| Tarefas propostas |
a. Com base na apresentação, responda às perguntas abaixo, numerando cada resposta como a pergunta correspondente:
(i) Em que ano foi escrita a maior parte do ensaio de Althusser?
(ii) A quem se deve o trabalho de recuperação e de composição que permitiu publicar o ensaio em 1994?
(iii) Em que país e em quais séculos os processos mencionados se combinaram com a separação generalizada dos trabalhadores relativamente aos meios de produção?
b. Resuma a apresentação em duas frases.

| Texto selecionado |
◆ ◆ ◆

Apresentação

O vigésimo número de Crítica Marxista publica artigos sobre temas bem variados, mas é o texto de Louis Althusser, até aqui inédito em português, que pode provocar mais polêmica. Ensaio filosófico inacabado, escrito em sua maior parte em 1982, “Le courant souterrain du matérialisme de la rencontre” permaneceu inédito durante a vida do autor. Foi publicado apenas em 1994, graças ao trabalho de recuperação e de composição de François Matheron. Desde então tem alimentado muitas polêmicas.

Althusser procura identificar na história da filosofia uma longa tradição subterrânea, que ele chama materialismo aleatório, da chuva, do encontro, do “pegar” ou “dar liga”: todas estas expressões, algumas evidentemente metafóricas, são indispensáveis para compreender  sua última obra filosófica. Retomando do materialismo antigo a tese de que todas as configurações concretas da natureza resultam do encontro fortuito dos elementos que as constituem, ele a transpõe para os processos técnicos, culturais e históricos, que consistiriam na combinação, radicalmente contingente, de componentes heteróclitos. Há combinações que “pegam”, como a do cimento, ferro, areia, cal, pedra britada etc na produção do concreto. Nada predispunha cada um destes elementos a sintetizarem-se, mas, sintetizando-se, sua junção contingente gera efeitos necessários. O aprofundamento da divisão social do trabalho, a ampliação da produção de mercadorias e a acumulação do capital-dinheiro remontam a tempos “ante-diluvianos”. Não era uma fatalidade inscrita em alguma lei do devir que esses processos se combinassem, na Inglaterra dos séculos XV-XVII, com a separação generalizada dos trabalhadores relativamente aos meios de produção e o controle da produção pelo capital. A liga pegou, conduzindo, em alguns séculos, à dominação planetária do capital financeiro.

◆ ◆ ◆

| Dados disponíveis |
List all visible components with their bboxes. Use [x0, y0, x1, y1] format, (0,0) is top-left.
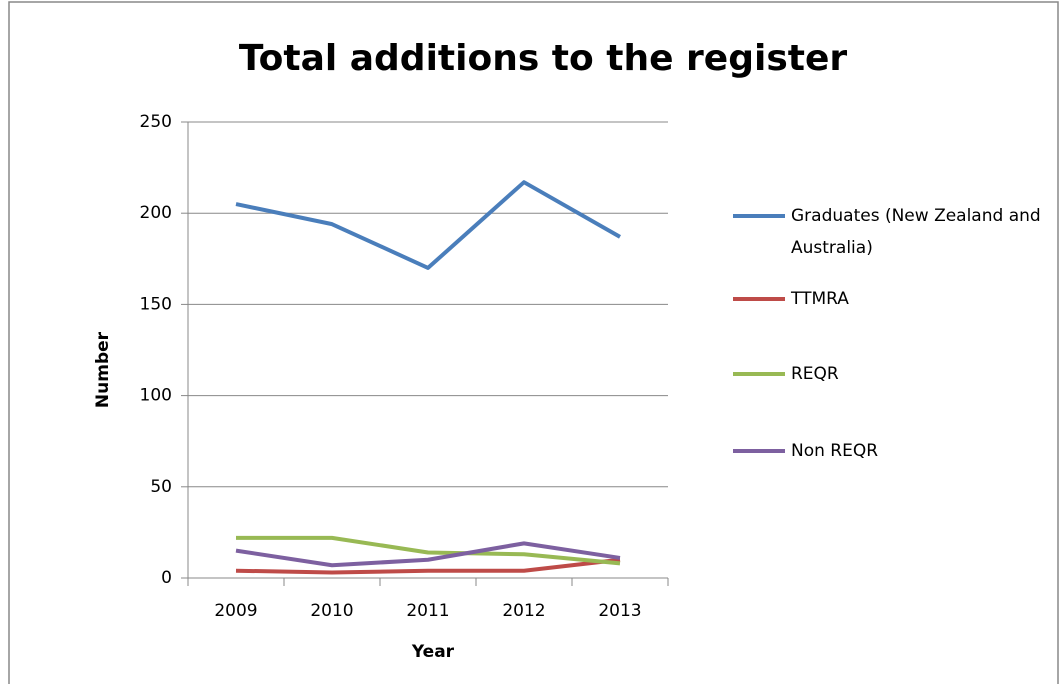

◆ ◆ ◆

| Respostas do exercício |
a.
(i) Em 1982.
(ii) A François Matheron.
(iii) Na Inglaterra, nos séculos XV-XVII.

b. O vigésimo número de Crítica Marxista traz artigos variados, entre eles um ensaio filosófico inacabado de Louis Althusser, inédito em português, escrito sobretudo em 1982 e publicado só em 1994, que tem alimentado muitas polêmicas. Nele, Althusser identifica na história da filosofia uma tradição subterrânea, o materialismo aleatório ou do encontro, e transpõe para os processos técnicos, culturais e históricos a tese de que as configurações concretas resultam de combinações contingentes de elementos, que, quando "pegam", geram efeitos necessários, como a que conduziu à dominação planetária do capital financeiro.